### Direction
Go through the data below. Pull out every line that has the word "What".

### Excerpted data
****************

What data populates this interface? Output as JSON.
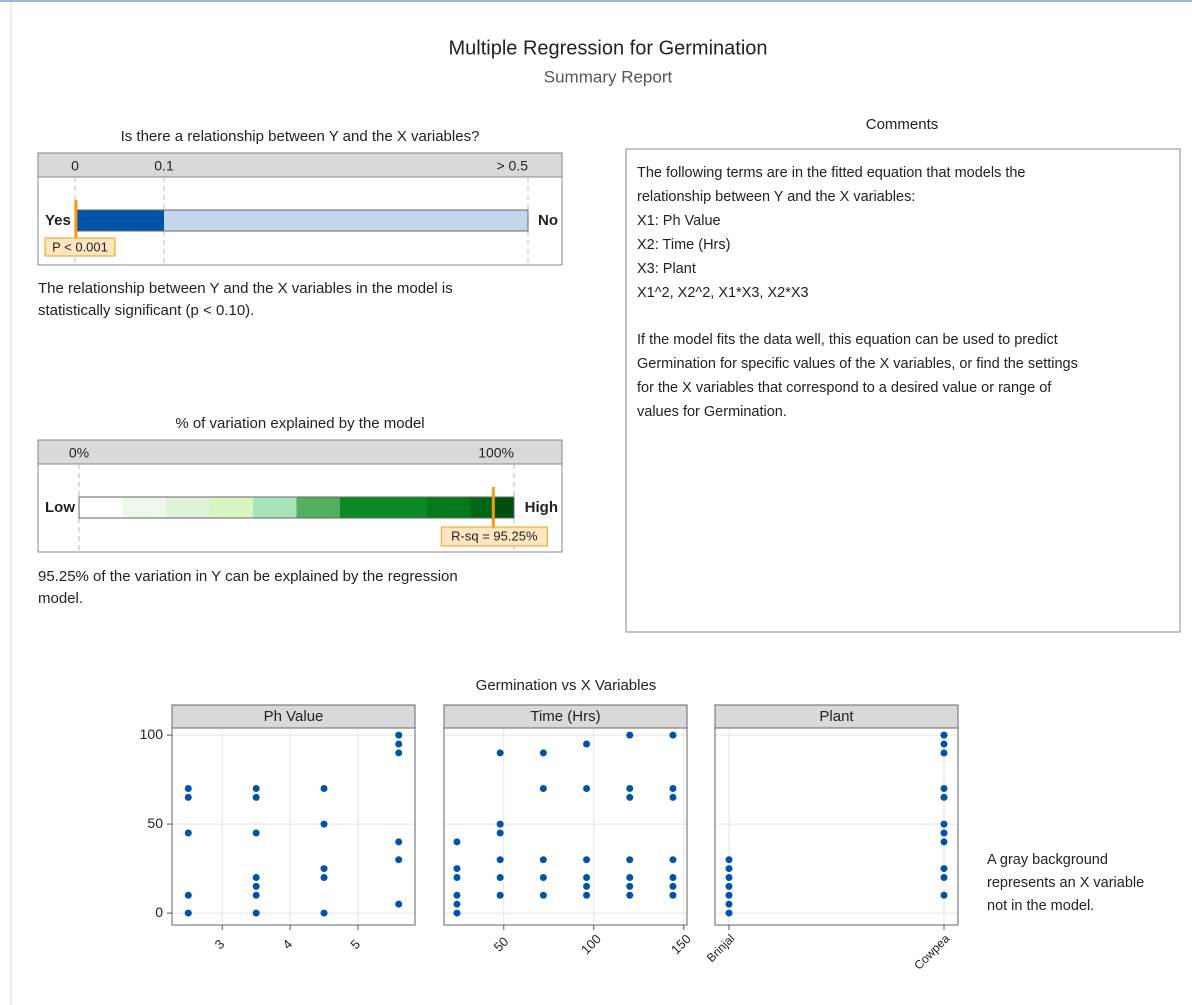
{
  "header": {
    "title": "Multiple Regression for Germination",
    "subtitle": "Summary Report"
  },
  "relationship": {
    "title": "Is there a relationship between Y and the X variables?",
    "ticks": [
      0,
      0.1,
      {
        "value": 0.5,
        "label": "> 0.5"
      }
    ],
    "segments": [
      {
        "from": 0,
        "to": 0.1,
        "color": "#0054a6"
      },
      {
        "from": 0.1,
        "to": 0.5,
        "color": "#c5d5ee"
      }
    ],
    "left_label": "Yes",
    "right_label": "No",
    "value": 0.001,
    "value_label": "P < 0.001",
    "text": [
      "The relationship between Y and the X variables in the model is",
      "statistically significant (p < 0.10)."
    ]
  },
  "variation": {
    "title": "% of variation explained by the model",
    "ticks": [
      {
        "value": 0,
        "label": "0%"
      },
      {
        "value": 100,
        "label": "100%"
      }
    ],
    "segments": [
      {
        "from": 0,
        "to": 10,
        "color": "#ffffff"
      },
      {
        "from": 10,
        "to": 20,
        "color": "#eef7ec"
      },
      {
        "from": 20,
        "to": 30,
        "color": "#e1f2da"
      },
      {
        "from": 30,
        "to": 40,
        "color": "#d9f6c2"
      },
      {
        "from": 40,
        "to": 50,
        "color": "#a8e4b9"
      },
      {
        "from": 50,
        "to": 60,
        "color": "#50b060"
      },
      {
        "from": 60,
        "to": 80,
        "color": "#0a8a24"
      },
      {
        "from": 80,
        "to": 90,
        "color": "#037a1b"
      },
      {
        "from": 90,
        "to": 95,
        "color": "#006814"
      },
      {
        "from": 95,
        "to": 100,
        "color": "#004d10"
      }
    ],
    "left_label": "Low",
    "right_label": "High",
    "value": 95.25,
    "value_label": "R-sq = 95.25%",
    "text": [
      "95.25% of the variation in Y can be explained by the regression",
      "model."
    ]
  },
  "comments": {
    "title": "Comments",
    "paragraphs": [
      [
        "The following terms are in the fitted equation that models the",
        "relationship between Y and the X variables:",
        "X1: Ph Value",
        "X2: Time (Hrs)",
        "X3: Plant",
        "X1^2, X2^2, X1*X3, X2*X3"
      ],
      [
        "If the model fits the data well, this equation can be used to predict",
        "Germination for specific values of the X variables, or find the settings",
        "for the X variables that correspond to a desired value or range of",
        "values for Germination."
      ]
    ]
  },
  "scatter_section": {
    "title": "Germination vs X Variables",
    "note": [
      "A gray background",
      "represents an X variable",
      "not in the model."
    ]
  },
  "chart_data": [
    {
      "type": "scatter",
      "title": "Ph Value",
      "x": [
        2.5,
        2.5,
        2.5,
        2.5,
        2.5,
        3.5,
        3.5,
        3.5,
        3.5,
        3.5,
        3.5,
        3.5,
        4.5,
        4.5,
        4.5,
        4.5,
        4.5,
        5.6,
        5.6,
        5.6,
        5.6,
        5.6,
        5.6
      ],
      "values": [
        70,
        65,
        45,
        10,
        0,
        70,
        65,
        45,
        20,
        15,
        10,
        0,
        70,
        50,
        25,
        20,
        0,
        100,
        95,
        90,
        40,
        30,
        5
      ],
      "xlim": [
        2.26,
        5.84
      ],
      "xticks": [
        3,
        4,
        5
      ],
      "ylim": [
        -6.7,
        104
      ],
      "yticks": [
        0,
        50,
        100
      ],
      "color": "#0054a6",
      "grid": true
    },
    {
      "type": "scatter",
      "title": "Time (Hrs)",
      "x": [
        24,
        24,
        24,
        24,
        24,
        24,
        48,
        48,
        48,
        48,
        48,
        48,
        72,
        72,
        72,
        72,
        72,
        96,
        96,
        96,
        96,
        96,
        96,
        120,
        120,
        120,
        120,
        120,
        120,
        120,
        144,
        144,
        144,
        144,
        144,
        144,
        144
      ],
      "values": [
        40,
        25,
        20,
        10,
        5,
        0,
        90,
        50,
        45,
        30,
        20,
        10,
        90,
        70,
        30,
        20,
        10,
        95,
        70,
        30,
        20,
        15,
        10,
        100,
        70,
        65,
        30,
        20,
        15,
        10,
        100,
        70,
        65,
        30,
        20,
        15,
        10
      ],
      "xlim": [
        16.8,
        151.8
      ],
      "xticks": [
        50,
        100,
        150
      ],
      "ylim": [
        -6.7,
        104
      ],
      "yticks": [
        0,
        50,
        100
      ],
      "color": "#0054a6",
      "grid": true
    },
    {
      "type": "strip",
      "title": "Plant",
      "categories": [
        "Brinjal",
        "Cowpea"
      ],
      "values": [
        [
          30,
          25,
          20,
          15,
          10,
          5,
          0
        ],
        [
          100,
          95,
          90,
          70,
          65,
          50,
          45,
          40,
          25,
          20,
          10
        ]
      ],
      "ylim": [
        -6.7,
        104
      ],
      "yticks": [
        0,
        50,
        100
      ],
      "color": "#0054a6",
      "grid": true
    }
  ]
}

****************

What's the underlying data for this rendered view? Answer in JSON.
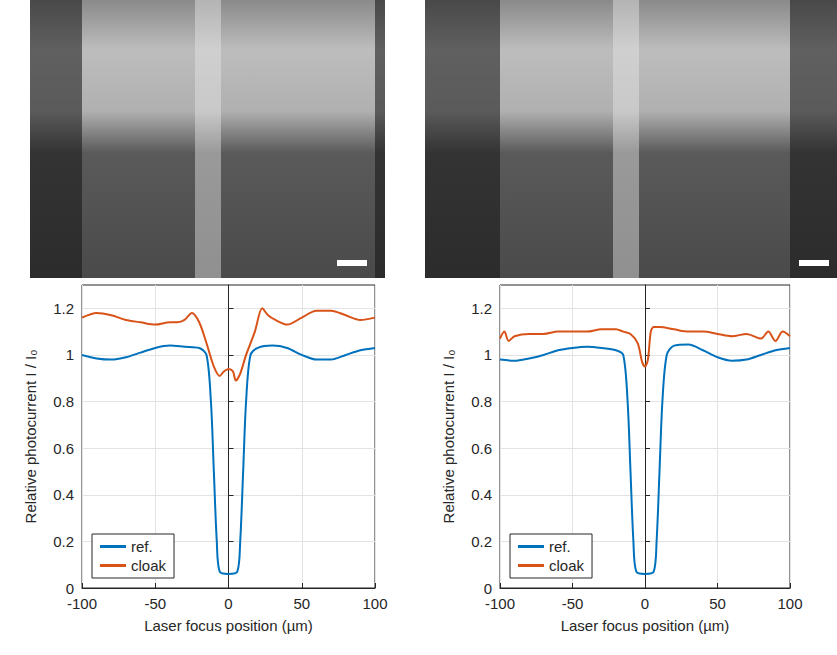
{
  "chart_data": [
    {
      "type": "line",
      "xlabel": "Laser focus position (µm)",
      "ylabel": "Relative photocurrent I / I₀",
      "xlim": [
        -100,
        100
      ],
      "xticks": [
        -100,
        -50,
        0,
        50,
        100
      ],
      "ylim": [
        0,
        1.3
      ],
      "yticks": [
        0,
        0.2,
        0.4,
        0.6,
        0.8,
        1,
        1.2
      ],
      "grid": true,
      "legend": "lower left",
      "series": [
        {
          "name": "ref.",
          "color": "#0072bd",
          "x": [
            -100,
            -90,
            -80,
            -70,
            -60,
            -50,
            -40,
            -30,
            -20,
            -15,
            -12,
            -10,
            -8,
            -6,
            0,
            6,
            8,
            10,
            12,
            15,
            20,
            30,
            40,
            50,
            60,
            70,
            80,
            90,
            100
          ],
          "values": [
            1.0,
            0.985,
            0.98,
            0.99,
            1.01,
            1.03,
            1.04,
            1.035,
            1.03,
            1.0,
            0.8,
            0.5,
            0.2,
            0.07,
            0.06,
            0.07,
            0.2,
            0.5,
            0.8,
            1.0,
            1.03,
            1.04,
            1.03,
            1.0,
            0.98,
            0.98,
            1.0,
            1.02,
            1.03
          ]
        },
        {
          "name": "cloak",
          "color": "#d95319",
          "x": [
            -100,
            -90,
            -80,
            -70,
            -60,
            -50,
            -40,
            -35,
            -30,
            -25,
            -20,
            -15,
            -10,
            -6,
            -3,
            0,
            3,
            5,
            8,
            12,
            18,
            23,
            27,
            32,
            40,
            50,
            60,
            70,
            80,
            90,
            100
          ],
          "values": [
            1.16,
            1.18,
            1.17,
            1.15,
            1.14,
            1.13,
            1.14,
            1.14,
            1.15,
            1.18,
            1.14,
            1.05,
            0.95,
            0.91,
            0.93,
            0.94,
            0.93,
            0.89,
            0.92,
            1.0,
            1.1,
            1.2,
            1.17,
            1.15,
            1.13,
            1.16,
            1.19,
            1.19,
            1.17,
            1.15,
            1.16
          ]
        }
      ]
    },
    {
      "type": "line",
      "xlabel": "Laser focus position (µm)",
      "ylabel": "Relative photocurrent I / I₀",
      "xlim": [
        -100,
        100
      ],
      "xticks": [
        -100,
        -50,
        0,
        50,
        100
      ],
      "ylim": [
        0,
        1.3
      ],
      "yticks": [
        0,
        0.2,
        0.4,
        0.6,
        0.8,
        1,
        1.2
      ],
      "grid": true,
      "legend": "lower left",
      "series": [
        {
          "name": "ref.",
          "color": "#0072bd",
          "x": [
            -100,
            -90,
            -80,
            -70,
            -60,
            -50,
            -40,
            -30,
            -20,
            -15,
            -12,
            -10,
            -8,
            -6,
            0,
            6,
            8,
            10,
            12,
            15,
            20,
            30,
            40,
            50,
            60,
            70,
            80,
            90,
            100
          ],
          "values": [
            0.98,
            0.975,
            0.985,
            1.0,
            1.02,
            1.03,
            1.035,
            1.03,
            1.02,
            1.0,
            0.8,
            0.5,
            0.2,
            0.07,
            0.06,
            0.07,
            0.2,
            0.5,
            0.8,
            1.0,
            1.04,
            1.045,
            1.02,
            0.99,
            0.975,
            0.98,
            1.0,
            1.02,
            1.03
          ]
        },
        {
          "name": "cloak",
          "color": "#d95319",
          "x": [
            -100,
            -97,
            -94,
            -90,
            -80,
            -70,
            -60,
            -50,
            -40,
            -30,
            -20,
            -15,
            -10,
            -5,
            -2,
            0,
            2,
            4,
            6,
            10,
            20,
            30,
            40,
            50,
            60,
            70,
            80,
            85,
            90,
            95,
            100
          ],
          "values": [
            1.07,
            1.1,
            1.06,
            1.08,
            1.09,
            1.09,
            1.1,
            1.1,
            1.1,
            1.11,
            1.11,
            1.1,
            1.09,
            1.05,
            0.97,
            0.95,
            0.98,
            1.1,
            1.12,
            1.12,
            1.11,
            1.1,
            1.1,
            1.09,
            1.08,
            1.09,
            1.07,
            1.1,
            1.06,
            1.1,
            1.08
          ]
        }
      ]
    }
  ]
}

****************

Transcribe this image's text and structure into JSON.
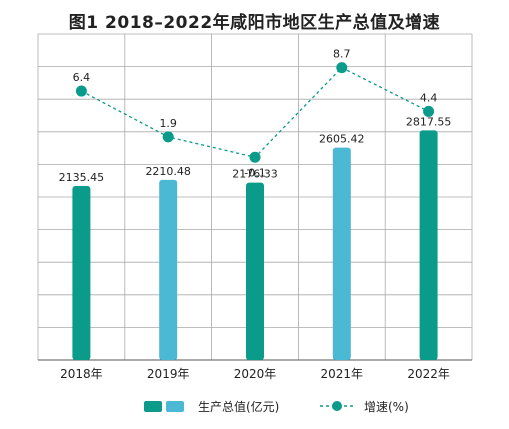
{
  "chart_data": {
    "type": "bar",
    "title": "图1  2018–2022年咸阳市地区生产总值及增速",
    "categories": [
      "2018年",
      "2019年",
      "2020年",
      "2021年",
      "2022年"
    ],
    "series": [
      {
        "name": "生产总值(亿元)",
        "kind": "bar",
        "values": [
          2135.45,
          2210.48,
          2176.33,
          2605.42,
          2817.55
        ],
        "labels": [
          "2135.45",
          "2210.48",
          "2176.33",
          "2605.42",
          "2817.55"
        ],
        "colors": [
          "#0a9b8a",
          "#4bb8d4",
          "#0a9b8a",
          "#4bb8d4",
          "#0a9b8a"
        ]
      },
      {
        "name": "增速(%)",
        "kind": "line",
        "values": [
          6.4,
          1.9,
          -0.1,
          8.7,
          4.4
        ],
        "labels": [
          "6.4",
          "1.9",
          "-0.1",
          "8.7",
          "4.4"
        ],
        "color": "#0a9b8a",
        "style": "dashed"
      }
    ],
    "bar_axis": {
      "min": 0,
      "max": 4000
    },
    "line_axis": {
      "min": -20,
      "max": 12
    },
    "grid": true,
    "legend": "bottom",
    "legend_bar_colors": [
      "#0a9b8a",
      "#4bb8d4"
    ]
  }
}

****************

### Correct answer
What data populates this interface? Output as JSON.
What's the underlying data for this rendered view? Answer in JSON.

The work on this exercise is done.